=== Exercise task ===
Pick out all lines with the word "terning" from the records that follow.

========================================================================

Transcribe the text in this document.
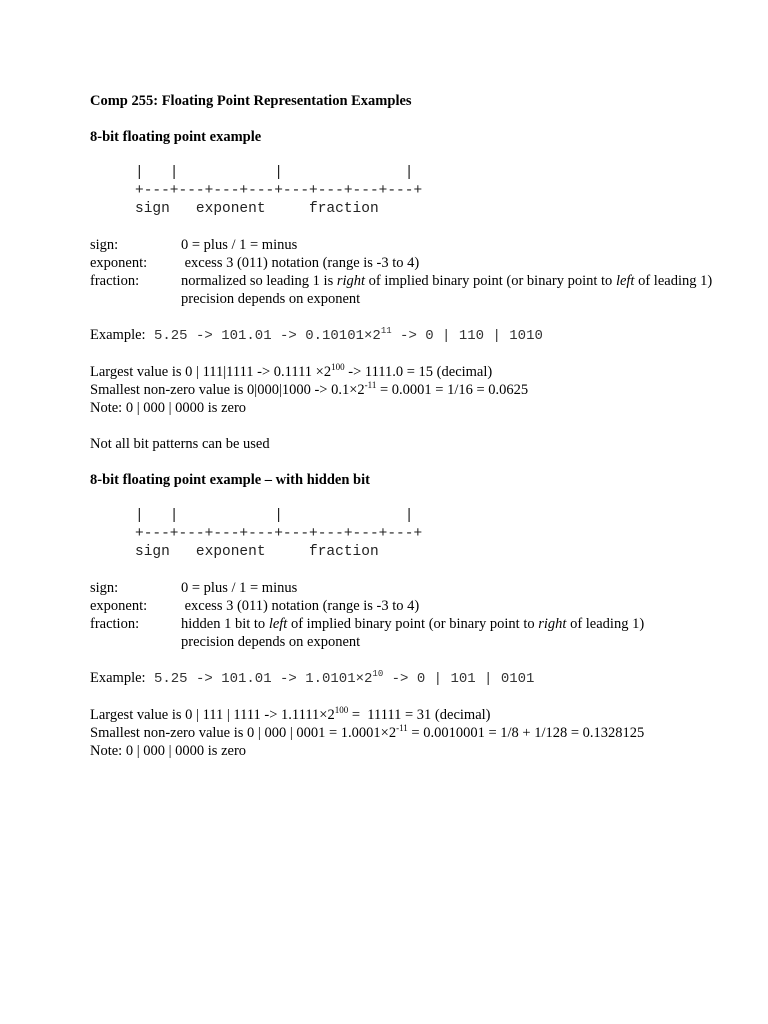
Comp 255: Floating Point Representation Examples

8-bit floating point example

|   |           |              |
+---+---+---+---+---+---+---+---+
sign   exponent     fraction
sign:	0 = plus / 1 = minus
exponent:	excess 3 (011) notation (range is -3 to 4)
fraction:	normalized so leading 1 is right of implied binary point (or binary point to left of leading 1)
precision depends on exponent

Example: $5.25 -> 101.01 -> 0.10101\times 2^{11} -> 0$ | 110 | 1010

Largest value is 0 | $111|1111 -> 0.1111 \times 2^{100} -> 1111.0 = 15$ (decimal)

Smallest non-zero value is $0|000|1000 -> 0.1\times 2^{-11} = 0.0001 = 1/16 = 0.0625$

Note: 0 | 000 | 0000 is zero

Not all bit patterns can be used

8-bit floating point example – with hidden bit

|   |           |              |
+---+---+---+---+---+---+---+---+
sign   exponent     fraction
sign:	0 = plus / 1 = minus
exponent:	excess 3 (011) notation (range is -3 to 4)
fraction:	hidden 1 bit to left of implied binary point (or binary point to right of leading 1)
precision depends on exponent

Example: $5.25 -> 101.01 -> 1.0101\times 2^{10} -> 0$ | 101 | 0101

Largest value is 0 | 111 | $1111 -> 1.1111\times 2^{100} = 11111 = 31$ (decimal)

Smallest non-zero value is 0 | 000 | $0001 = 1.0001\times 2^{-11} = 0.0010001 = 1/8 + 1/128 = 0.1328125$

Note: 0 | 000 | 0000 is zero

========================================================================

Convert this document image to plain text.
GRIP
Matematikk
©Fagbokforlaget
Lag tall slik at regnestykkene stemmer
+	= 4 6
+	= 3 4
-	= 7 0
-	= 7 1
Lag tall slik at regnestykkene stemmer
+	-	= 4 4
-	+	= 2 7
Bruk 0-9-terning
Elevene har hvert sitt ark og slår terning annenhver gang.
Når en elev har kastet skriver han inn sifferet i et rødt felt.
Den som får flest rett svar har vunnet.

========================================================================

=== Written solution ===
Bruk 0-9-terning
Elevene har hvert sitt ark og slår terning annenhver gang.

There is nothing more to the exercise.